(begin)

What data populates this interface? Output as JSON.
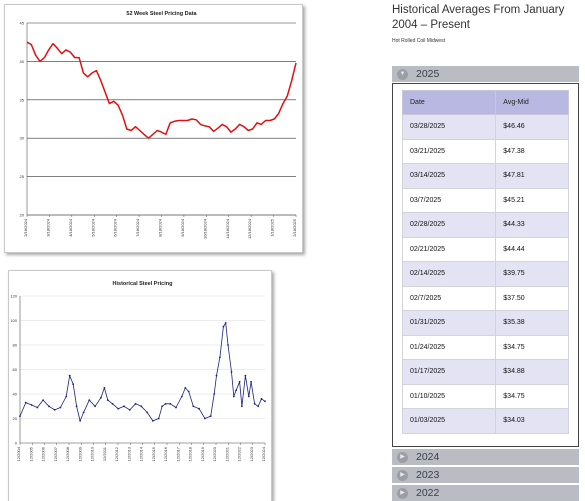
{
  "right_panel": {
    "title": "Historical Averages From January 2004 – Present",
    "subtitle": "Hot Rolled Coil Midwest",
    "accordions": [
      {
        "label": "2025",
        "expanded": true,
        "icon": "chevron-down-icon"
      },
      {
        "label": "2024",
        "expanded": false,
        "icon": "chevron-right-icon"
      },
      {
        "label": "2023",
        "expanded": false,
        "icon": "chevron-right-icon"
      },
      {
        "label": "2022",
        "expanded": false,
        "icon": "chevron-right-icon"
      }
    ],
    "table": {
      "headers": [
        "Date",
        "Avg-Mid"
      ],
      "rows": [
        [
          "03/28/2025",
          "$46.46"
        ],
        [
          "03/21/2025",
          "$47.38"
        ],
        [
          "03/14/2025",
          "$47.81"
        ],
        [
          "03/7/2025",
          "$45.21"
        ],
        [
          "02/28/2025",
          "$44.33"
        ],
        [
          "02/21/2025",
          "$44.44"
        ],
        [
          "02/14/2025",
          "$39.75"
        ],
        [
          "02/7/2025",
          "$37.50"
        ],
        [
          "01/31/2025",
          "$35.38"
        ],
        [
          "01/24/2025",
          "$34.75"
        ],
        [
          "01/17/2025",
          "$34.88"
        ],
        [
          "01/10/2025",
          "$34.75"
        ],
        [
          "01/03/2025",
          "$34.03"
        ]
      ]
    }
  },
  "colors": {
    "line1": "#dd1111",
    "line2": "#1a237e",
    "table_header": "#b8b8e2",
    "table_odd_row": "#e3e3f3",
    "accordion": "#b9bcc2"
  },
  "chart_data": [
    {
      "type": "line",
      "title": "52 Week Steel Pricing Data",
      "xlabel": "",
      "ylabel": "",
      "ylim": [
        20,
        45
      ],
      "y_ticks": [
        20,
        25,
        30,
        35,
        40,
        45
      ],
      "x_tick_labels": [
        "2/18/2024",
        "3/18/2024",
        "4/18/2024",
        "5/18/2024",
        "6/18/2024",
        "7/18/2024",
        "8/18/2024",
        "9/18/2024",
        "10/18/2024",
        "11/18/2024",
        "12/18/2024",
        "1/18/2025",
        "2/18/2025"
      ],
      "grid": true,
      "series": [
        {
          "color": "#dd1111",
          "values": [
            42.5,
            42.2,
            40.8,
            40.0,
            40.5,
            41.5,
            42.3,
            41.7,
            41.0,
            41.5,
            41.2,
            40.5,
            40.5,
            38.5,
            38.0,
            38.5,
            38.8,
            37.5,
            36.0,
            34.5,
            34.8,
            34.3,
            33.0,
            31.2,
            31.0,
            31.5,
            31.0,
            30.5,
            30.0,
            30.5,
            31.0,
            30.8,
            30.5,
            32.0,
            32.2,
            32.3,
            32.3,
            32.3,
            32.5,
            32.4,
            31.8,
            31.6,
            31.5,
            30.9,
            31.3,
            31.8,
            31.5,
            30.8,
            31.2,
            31.8,
            31.5,
            31.0,
            31.2,
            32.0,
            31.8,
            32.3,
            32.3,
            32.5,
            33.2,
            34.5,
            35.5,
            37.5,
            39.8
          ]
        }
      ]
    },
    {
      "type": "line",
      "title": "Historical Steel Pricing",
      "xlabel": "",
      "ylabel": "",
      "ylim": [
        0,
        120
      ],
      "y_ticks": [
        0,
        20,
        40,
        60,
        80,
        100,
        120
      ],
      "x_tick_labels": [
        "12/2004",
        "12/2005",
        "12/2006",
        "12/2007",
        "12/2008",
        "12/2009",
        "12/2010",
        "12/2011",
        "12/2012",
        "12/2013",
        "12/2014",
        "12/2015",
        "12/2016",
        "12/2017",
        "12/2018",
        "12/2019",
        "12/2020",
        "12/2021",
        "12/2022",
        "12/2023",
        "12/2024"
      ],
      "grid": true,
      "series": [
        {
          "color": "#1a237e",
          "x": [
            2004.0,
            2004.5,
            2005.0,
            2005.5,
            2006.0,
            2006.5,
            2007.0,
            2007.5,
            2008.0,
            2008.3,
            2008.6,
            2008.9,
            2009.2,
            2009.5,
            2010.0,
            2010.5,
            2011.0,
            2011.3,
            2011.6,
            2012.0,
            2012.5,
            2013.0,
            2013.5,
            2014.0,
            2014.5,
            2015.0,
            2015.5,
            2016.0,
            2016.3,
            2016.6,
            2017.0,
            2017.5,
            2018.0,
            2018.3,
            2018.6,
            2019.0,
            2019.5,
            2020.0,
            2020.5,
            2020.8,
            2021.0,
            2021.3,
            2021.6,
            2021.8,
            2022.0,
            2022.3,
            2022.5,
            2022.7,
            2023.0,
            2023.2,
            2023.5,
            2023.8,
            2024.0,
            2024.3,
            2024.6,
            2024.9,
            2025.2
          ],
          "values": [
            22,
            33,
            31,
            29,
            35,
            30,
            27,
            29,
            38,
            55,
            48,
            30,
            18,
            25,
            35,
            30,
            37,
            45,
            35,
            32,
            28,
            30,
            27,
            32,
            30,
            25,
            18,
            20,
            30,
            32,
            32,
            29,
            38,
            45,
            42,
            30,
            28,
            20,
            22,
            40,
            55,
            70,
            95,
            98,
            80,
            58,
            38,
            43,
            50,
            30,
            55,
            38,
            50,
            32,
            30,
            36,
            34
          ]
        }
      ]
    }
  ]
}
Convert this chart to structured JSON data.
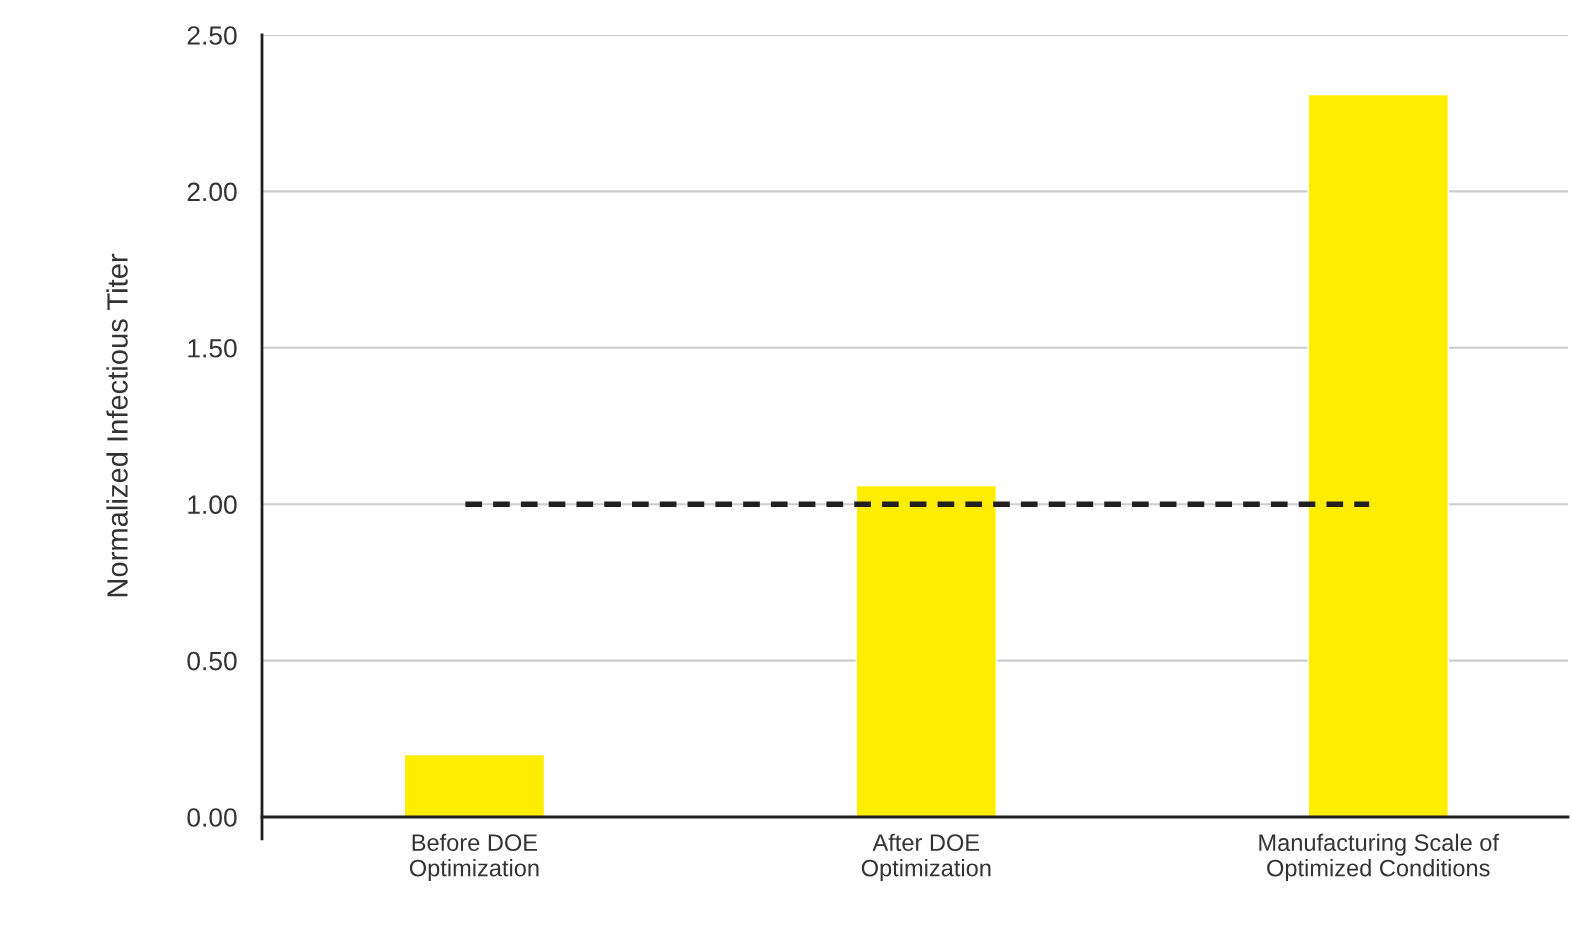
{
  "chart_data": {
    "type": "bar",
    "ylabel": "Normalized Infectious Titer",
    "categories": [
      "Before DOE\nOptimization",
      "After DOE\nOptimization",
      "Manufacturing Scale of\nOptimized Conditions"
    ],
    "values": [
      0.2,
      1.06,
      2.31
    ],
    "color": "#ffed00",
    "ylim": [
      0,
      2.5
    ],
    "yticks": [
      {
        "value": 0,
        "label": "0.00"
      },
      {
        "value": 0.5,
        "label": "0.50"
      },
      {
        "value": 1.0,
        "label": "1.00"
      },
      {
        "value": 1.5,
        "label": "1.50"
      },
      {
        "value": 2.0,
        "label": "2.00"
      },
      {
        "value": 2.5,
        "label": "2.50"
      }
    ],
    "grid": "y",
    "ref_lines": [
      {
        "axis": "y",
        "value": 1.0,
        "color": "#231f20",
        "line_style": "dashed"
      }
    ]
  }
}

(end)

What is required:
Make an exact reproduction of the listing above, without any pictures.

Final result:
What data populates this interface? Output as JSON.
{
  "right_panel": {
    "title": "Historical Averages From January 2004 – Present",
    "subtitle": "Hot Rolled Coil Midwest",
    "accordions": [
      {
        "label": "2025",
        "expanded": true,
        "icon": "chevron-down-icon"
      },
      {
        "label": "2024",
        "expanded": false,
        "icon": "chevron-right-icon"
      },
      {
        "label": "2023",
        "expanded": false,
        "icon": "chevron-right-icon"
      },
      {
        "label": "2022",
        "expanded": false,
        "icon": "chevron-right-icon"
      }
    ],
    "table": {
      "headers": [
        "Date",
        "Avg-Mid"
      ],
      "rows": [
        [
          "03/28/2025",
          "$46.46"
        ],
        [
          "03/21/2025",
          "$47.38"
        ],
        [
          "03/14/2025",
          "$47.81"
        ],
        [
          "03/7/2025",
          "$45.21"
        ],
        [
          "02/28/2025",
          "$44.33"
        ],
        [
          "02/21/2025",
          "$44.44"
        ],
        [
          "02/14/2025",
          "$39.75"
        ],
        [
          "02/7/2025",
          "$37.50"
        ],
        [
          "01/31/2025",
          "$35.38"
        ],
        [
          "01/24/2025",
          "$34.75"
        ],
        [
          "01/17/2025",
          "$34.88"
        ],
        [
          "01/10/2025",
          "$34.75"
        ],
        [
          "01/03/2025",
          "$34.03"
        ]
      ]
    }
  },
  "colors": {
    "line1": "#dd1111",
    "line2": "#1a237e",
    "table_header": "#b8b8e2",
    "table_odd_row": "#e3e3f3",
    "accordion": "#b9bcc2"
  },
  "chart_data": [
    {
      "type": "line",
      "title": "52 Week Steel Pricing Data",
      "xlabel": "",
      "ylabel": "",
      "ylim": [
        20,
        45
      ],
      "y_ticks": [
        20,
        25,
        30,
        35,
        40,
        45
      ],
      "x_tick_labels": [
        "2/18/2024",
        "3/18/2024",
        "4/18/2024",
        "5/18/2024",
        "6/18/2024",
        "7/18/2024",
        "8/18/2024",
        "9/18/2024",
        "10/18/2024",
        "11/18/2024",
        "12/18/2024",
        "1/18/2025",
        "2/18/2025"
      ],
      "grid": true,
      "series": [
        {
          "color": "#dd1111",
          "values": [
            42.5,
            42.2,
            40.8,
            40.0,
            40.5,
            41.5,
            42.3,
            41.7,
            41.0,
            41.5,
            41.2,
            40.5,
            40.5,
            38.5,
            38.0,
            38.5,
            38.8,
            37.5,
            36.0,
            34.5,
            34.8,
            34.3,
            33.0,
            31.2,
            31.0,
            31.5,
            31.0,
            30.5,
            30.0,
            30.5,
            31.0,
            30.8,
            30.5,
            32.0,
            32.2,
            32.3,
            32.3,
            32.3,
            32.5,
            32.4,
            31.8,
            31.6,
            31.5,
            30.9,
            31.3,
            31.8,
            31.5,
            30.8,
            31.2,
            31.8,
            31.5,
            31.0,
            31.2,
            32.0,
            31.8,
            32.3,
            32.3,
            32.5,
            33.2,
            34.5,
            35.5,
            37.5,
            39.8
          ]
        }
      ]
    },
    {
      "type": "line",
      "title": "Historical Steel Pricing",
      "xlabel": "",
      "ylabel": "",
      "ylim": [
        0,
        120
      ],
      "y_ticks": [
        0,
        20,
        40,
        60,
        80,
        100,
        120
      ],
      "x_tick_labels": [
        "12/2004",
        "12/2005",
        "12/2006",
        "12/2007",
        "12/2008",
        "12/2009",
        "12/2010",
        "12/2011",
        "12/2012",
        "12/2013",
        "12/2014",
        "12/2015",
        "12/2016",
        "12/2017",
        "12/2018",
        "12/2019",
        "12/2020",
        "12/2021",
        "12/2022",
        "12/2023",
        "12/2024"
      ],
      "grid": true,
      "series": [
        {
          "color": "#1a237e",
          "x": [
            2004.0,
            2004.5,
            2005.0,
            2005.5,
            2006.0,
            2006.5,
            2007.0,
            2007.5,
            2008.0,
            2008.3,
            2008.6,
            2008.9,
            2009.2,
            2009.5,
            2010.0,
            2010.5,
            2011.0,
            2011.3,
            2011.6,
            2012.0,
            2012.5,
            2013.0,
            2013.5,
            2014.0,
            2014.5,
            2015.0,
            2015.5,
            2016.0,
            2016.3,
            2016.6,
            2017.0,
            2017.5,
            2018.0,
            2018.3,
            2018.6,
            2019.0,
            2019.5,
            2020.0,
            2020.5,
            2020.8,
            2021.0,
            2021.3,
            2021.6,
            2021.8,
            2022.0,
            2022.3,
            2022.5,
            2022.7,
            2023.0,
            2023.2,
            2023.5,
            2023.8,
            2024.0,
            2024.3,
            2024.6,
            2024.9,
            2025.2
          ],
          "values": [
            22,
            33,
            31,
            29,
            35,
            30,
            27,
            29,
            38,
            55,
            48,
            30,
            18,
            25,
            35,
            30,
            37,
            45,
            35,
            32,
            28,
            30,
            27,
            32,
            30,
            25,
            18,
            20,
            30,
            32,
            32,
            29,
            38,
            45,
            42,
            30,
            28,
            20,
            22,
            40,
            55,
            70,
            95,
            98,
            80,
            58,
            38,
            43,
            50,
            30,
            55,
            38,
            50,
            32,
            30,
            36,
            34
          ]
        }
      ]
    }
  ]
}
Convert this chart to structured JSON data.
{
  "chart_data": {
    "type": "bar",
    "ylabel": "Normalized Infectious Titer",
    "categories": [
      "Before DOE\nOptimization",
      "After DOE\nOptimization",
      "Manufacturing Scale of\nOptimized Conditions"
    ],
    "values": [
      0.2,
      1.06,
      2.31
    ],
    "color": "#ffed00",
    "ylim": [
      0,
      2.5
    ],
    "yticks": [
      {
        "value": 0,
        "label": "0.00"
      },
      {
        "value": 0.5,
        "label": "0.50"
      },
      {
        "value": 1.0,
        "label": "1.00"
      },
      {
        "value": 1.5,
        "label": "1.50"
      },
      {
        "value": 2.0,
        "label": "2.00"
      },
      {
        "value": 2.5,
        "label": "2.50"
      }
    ],
    "grid": "y",
    "ref_lines": [
      {
        "axis": "y",
        "value": 1.0,
        "color": "#231f20",
        "line_style": "dashed"
      }
    ]
  }
}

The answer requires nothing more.